*Brief*: Copy each line exactly.

*Records for processing*:

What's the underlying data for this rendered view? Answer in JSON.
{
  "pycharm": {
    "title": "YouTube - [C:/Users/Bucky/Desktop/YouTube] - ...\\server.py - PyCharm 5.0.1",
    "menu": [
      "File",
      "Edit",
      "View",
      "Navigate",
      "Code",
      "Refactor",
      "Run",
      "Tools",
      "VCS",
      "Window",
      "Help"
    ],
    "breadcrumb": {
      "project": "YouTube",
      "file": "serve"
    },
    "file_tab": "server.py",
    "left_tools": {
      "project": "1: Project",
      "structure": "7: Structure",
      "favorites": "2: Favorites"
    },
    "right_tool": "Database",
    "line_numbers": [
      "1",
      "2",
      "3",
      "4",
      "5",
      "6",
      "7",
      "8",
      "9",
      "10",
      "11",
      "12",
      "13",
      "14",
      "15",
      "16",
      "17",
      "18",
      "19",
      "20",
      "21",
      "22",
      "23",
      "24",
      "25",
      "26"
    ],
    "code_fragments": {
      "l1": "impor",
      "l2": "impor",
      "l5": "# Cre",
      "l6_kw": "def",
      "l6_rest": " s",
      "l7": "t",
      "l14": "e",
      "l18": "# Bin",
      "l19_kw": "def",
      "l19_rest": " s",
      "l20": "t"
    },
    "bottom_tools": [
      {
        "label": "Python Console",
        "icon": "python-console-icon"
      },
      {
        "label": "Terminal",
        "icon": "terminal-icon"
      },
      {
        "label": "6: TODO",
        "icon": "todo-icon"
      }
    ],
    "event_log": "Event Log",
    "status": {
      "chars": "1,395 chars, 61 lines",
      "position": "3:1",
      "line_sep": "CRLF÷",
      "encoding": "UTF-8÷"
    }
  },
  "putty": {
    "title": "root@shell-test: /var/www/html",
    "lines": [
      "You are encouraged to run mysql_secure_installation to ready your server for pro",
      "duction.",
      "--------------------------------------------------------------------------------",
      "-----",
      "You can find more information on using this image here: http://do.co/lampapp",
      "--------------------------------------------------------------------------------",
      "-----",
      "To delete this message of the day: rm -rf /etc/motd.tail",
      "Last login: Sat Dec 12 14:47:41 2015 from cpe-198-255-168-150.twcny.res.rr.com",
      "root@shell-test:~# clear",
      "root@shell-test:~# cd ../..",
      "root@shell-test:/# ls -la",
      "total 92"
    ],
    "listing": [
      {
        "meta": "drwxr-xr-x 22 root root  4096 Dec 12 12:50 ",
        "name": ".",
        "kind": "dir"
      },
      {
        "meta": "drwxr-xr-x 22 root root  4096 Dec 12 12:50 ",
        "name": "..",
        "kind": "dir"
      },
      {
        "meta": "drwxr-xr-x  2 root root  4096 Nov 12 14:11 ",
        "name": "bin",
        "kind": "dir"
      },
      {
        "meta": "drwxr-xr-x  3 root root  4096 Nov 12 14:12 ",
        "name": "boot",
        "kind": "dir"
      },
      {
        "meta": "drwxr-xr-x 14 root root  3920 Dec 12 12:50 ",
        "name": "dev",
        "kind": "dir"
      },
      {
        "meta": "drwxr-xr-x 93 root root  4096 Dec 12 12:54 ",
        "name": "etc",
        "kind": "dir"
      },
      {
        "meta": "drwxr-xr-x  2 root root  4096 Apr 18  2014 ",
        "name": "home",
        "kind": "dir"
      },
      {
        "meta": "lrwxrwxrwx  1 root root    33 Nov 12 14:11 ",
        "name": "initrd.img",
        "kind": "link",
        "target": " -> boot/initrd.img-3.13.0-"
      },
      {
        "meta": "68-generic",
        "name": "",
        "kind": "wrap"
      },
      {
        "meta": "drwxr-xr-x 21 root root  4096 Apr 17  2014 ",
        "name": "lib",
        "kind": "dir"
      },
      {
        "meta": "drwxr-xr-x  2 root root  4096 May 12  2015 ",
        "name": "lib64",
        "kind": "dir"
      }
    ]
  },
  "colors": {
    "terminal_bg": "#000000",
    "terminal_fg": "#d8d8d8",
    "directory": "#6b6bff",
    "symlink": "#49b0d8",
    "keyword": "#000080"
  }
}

*The response*:
What's the underlying data for this rendered view? Answer in JSON.
{
  "pycharm": {
    "title": "YouTube - [C:/Users/Bucky/Desktop/YouTube] - ...\\server.py - PyCharm 5.0.1",
    "menu": [
      "File",
      "Edit",
      "View",
      "Navigate",
      "Code",
      "Refactor",
      "Run",
      "Tools",
      "VCS",
      "Window",
      "Help"
    ],
    "breadcrumb": {
      "project": "YouTube",
      "file": "serve"
    },
    "file_tab": "server.py",
    "left_tools": {
      "project": "1: Project",
      "structure": "7: Structure",
      "favorites": "2: Favorites"
    },
    "right_tool": "Database",
    "line_numbers": [
      "1",
      "2",
      "3",
      "4",
      "5",
      "6",
      "7",
      "8",
      "9",
      "10",
      "11",
      "12",
      "13",
      "14",
      "15",
      "16",
      "17",
      "18",
      "19",
      "20",
      "21",
      "22",
      "23",
      "24",
      "25",
      "26"
    ],
    "code_fragments": {
      "l1": "impor",
      "l2": "impor",
      "l5": "# Cre",
      "l6_kw": "def",
      "l6_rest": " s",
      "l7": "t",
      "l14": "e",
      "l18": "# Bin",
      "l19_kw": "def",
      "l19_rest": " s",
      "l20": "t"
    },
    "bottom_tools": [
      {
        "label": "Python Console",
        "icon": "python-console-icon"
      },
      {
        "label": "Terminal",
        "icon": "terminal-icon"
      },
      {
        "label": "6: TODO",
        "icon": "todo-icon"
      }
    ],
    "event_log": "Event Log",
    "status": {
      "chars": "1,395 chars, 61 lines",
      "position": "3:1",
      "line_sep": "CRLF÷",
      "encoding": "UTF-8÷"
    }
  },
  "putty": {
    "title": "root@shell-test: /var/www/html",
    "lines": [
      "You are encouraged to run mysql_secure_installation to ready your server for pro",
      "duction.",
      "--------------------------------------------------------------------------------",
      "-----",
      "You can find more information on using this image here: http://do.co/lampapp",
      "--------------------------------------------------------------------------------",
      "-----",
      "To delete this message of the day: rm -rf /etc/motd.tail",
      "Last login: Sat Dec 12 14:47:41 2015 from cpe-198-255-168-150.twcny.res.rr.com",
      "root@shell-test:~# clear",
      "root@shell-test:~# cd ../..",
      "root@shell-test:/# ls -la",
      "total 92"
    ],
    "listing": [
      {
        "meta": "drwxr-xr-x 22 root root  4096 Dec 12 12:50 ",
        "name": ".",
        "kind": "dir"
      },
      {
        "meta": "drwxr-xr-x 22 root root  4096 Dec 12 12:50 ",
        "name": "..",
        "kind": "dir"
      },
      {
        "meta": "drwxr-xr-x  2 root root  4096 Nov 12 14:11 ",
        "name": "bin",
        "kind": "dir"
      },
      {
        "meta": "drwxr-xr-x  3 root root  4096 Nov 12 14:12 ",
        "name": "boot",
        "kind": "dir"
      },
      {
        "meta": "drwxr-xr-x 14 root root  3920 Dec 12 12:50 ",
        "name": "dev",
        "kind": "dir"
      },
      {
        "meta": "drwxr-xr-x 93 root root  4096 Dec 12 12:54 ",
        "name": "etc",
        "kind": "dir"
      },
      {
        "meta": "drwxr-xr-x  2 root root  4096 Apr 18  2014 ",
        "name": "home",
        "kind": "dir"
      },
      {
        "meta": "lrwxrwxrwx  1 root root    33 Nov 12 14:11 ",
        "name": "initrd.img",
        "kind": "link",
        "target": " -> boot/initrd.img-3.13.0-"
      },
      {
        "meta": "68-generic",
        "name": "",
        "kind": "wrap"
      },
      {
        "meta": "drwxr-xr-x 21 root root  4096 Apr 17  2014 ",
        "name": "lib",
        "kind": "dir"
      },
      {
        "meta": "drwxr-xr-x  2 root root  4096 May 12  2015 ",
        "name": "lib64",
        "kind": "dir"
      }
    ]
  },
  "colors": {
    "terminal_bg": "#000000",
    "terminal_fg": "#d8d8d8",
    "directory": "#6b6bff",
    "symlink": "#49b0d8",
    "keyword": "#000080"
  }
}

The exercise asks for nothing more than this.